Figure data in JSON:

• • • •

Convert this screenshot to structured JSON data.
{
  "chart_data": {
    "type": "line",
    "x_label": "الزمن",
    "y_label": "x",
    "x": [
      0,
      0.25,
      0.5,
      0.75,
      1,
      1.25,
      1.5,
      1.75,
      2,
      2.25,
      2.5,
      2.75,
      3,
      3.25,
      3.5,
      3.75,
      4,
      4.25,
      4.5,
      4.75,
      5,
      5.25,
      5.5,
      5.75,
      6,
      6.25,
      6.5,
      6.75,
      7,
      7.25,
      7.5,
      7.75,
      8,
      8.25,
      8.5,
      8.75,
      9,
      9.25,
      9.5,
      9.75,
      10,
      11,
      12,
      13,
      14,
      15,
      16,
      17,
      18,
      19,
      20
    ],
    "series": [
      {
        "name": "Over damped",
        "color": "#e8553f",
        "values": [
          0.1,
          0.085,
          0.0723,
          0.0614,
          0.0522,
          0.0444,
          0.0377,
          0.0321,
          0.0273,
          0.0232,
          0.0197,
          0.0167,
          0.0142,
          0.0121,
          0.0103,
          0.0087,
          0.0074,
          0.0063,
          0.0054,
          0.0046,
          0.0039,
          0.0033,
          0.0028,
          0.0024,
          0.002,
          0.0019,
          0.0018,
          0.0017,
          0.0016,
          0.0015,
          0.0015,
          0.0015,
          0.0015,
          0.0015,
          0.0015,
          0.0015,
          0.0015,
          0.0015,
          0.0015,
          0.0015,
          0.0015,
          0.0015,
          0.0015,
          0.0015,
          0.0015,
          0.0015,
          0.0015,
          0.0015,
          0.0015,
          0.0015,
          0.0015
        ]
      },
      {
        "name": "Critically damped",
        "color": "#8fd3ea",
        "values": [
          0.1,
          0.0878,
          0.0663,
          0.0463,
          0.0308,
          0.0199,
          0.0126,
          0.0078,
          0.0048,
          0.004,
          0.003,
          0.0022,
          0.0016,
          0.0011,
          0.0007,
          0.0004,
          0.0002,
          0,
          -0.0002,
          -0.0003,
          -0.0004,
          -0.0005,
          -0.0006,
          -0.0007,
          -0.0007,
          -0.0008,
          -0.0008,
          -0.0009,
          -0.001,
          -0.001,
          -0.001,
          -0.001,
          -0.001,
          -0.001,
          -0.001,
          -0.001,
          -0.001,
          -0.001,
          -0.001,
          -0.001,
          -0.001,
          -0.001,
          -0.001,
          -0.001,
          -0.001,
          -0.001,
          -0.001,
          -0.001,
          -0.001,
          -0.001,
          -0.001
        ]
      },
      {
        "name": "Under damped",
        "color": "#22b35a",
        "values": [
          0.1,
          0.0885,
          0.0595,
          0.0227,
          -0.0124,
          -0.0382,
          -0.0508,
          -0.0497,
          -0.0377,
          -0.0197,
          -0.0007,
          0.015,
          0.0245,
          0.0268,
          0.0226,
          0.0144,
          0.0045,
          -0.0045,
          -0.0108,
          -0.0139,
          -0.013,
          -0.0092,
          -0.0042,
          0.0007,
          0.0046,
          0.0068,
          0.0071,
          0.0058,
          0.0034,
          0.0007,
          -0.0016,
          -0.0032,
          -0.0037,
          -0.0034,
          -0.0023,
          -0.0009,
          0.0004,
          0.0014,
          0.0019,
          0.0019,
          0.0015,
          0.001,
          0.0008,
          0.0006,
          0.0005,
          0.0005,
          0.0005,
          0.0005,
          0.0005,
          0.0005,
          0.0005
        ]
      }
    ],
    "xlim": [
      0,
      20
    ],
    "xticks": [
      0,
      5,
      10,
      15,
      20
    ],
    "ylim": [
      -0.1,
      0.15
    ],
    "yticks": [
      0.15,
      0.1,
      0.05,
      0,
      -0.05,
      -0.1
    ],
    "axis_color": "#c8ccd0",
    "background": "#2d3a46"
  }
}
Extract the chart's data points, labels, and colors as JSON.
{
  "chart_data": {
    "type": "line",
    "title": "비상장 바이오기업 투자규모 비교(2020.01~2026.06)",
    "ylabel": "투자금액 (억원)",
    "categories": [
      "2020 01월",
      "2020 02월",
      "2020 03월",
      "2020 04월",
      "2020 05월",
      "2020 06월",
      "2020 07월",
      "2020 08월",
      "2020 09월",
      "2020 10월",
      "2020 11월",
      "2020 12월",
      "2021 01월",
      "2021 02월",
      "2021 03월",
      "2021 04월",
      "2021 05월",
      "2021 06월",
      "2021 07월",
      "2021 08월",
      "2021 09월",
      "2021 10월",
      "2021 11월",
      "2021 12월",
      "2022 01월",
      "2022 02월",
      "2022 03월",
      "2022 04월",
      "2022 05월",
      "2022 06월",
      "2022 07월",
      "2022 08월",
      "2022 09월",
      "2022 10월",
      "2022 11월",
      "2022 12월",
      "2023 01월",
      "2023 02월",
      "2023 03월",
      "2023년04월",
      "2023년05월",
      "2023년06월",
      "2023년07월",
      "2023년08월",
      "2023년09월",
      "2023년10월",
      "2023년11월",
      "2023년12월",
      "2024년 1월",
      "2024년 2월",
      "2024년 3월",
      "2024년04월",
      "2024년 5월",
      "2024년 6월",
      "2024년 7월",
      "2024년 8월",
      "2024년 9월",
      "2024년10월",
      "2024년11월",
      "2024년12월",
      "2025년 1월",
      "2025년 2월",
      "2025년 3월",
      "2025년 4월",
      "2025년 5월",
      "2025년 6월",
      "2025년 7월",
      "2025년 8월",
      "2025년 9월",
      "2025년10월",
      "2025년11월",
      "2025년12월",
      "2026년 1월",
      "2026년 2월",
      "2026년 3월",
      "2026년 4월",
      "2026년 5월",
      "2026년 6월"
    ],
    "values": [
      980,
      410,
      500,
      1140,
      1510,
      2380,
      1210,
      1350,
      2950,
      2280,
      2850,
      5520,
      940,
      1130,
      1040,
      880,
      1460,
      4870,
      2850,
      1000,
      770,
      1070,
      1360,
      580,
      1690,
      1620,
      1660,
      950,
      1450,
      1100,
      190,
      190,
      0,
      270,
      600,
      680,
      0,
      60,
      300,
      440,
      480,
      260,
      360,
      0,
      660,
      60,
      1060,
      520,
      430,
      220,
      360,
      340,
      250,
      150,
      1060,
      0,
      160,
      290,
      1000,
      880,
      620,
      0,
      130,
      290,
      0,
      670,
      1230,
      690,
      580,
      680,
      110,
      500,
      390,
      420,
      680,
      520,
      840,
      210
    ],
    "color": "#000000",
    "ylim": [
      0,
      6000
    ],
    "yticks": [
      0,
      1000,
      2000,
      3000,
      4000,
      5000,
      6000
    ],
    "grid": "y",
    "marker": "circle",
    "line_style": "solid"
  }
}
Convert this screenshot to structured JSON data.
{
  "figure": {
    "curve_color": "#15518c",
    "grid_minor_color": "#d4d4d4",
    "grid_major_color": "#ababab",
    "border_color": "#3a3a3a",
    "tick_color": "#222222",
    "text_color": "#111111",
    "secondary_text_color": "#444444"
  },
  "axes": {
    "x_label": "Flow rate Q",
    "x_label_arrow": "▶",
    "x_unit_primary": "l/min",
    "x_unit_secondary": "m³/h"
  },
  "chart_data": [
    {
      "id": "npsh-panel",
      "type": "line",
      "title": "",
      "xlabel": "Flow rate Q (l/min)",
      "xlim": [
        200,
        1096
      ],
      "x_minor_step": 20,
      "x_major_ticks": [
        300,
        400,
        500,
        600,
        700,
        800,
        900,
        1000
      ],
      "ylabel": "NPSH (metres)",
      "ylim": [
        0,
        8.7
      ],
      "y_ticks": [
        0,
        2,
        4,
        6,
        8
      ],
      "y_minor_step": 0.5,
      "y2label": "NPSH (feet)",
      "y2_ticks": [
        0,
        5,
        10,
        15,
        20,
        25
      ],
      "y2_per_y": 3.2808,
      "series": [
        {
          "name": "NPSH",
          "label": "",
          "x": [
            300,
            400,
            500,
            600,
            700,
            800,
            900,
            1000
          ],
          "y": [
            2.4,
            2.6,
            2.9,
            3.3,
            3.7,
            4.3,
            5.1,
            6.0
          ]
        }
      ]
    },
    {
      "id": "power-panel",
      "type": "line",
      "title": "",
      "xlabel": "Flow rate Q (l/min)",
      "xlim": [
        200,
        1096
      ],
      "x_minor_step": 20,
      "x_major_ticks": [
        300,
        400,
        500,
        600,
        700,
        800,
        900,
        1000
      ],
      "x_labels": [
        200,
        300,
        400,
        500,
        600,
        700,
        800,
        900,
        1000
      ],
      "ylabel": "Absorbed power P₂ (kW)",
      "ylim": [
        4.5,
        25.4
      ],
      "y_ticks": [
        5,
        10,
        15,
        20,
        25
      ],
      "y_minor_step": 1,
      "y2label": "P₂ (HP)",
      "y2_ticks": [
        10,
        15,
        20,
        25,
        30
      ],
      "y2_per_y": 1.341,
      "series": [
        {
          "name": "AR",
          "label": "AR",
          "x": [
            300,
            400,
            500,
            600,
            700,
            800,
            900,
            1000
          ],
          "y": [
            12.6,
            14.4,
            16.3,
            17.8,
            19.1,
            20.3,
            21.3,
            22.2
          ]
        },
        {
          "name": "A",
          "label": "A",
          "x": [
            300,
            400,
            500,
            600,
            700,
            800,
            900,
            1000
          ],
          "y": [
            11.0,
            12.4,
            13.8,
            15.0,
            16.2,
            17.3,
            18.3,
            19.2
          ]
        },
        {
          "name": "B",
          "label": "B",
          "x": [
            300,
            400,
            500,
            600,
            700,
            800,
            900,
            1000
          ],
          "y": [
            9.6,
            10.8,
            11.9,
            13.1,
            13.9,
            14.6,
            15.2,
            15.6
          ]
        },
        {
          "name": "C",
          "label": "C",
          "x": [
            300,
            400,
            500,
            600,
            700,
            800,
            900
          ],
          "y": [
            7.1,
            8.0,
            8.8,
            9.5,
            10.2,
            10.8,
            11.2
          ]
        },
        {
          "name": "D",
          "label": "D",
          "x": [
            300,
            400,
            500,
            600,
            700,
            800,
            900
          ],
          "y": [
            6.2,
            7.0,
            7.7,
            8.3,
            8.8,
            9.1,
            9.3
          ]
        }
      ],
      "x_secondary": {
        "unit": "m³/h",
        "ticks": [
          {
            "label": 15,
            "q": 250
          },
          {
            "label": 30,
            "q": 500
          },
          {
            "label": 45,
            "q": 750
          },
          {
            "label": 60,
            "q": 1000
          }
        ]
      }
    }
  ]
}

• • • •

Looking at the data above, how many lines hold the word "damped"? Respond with the number alone.

3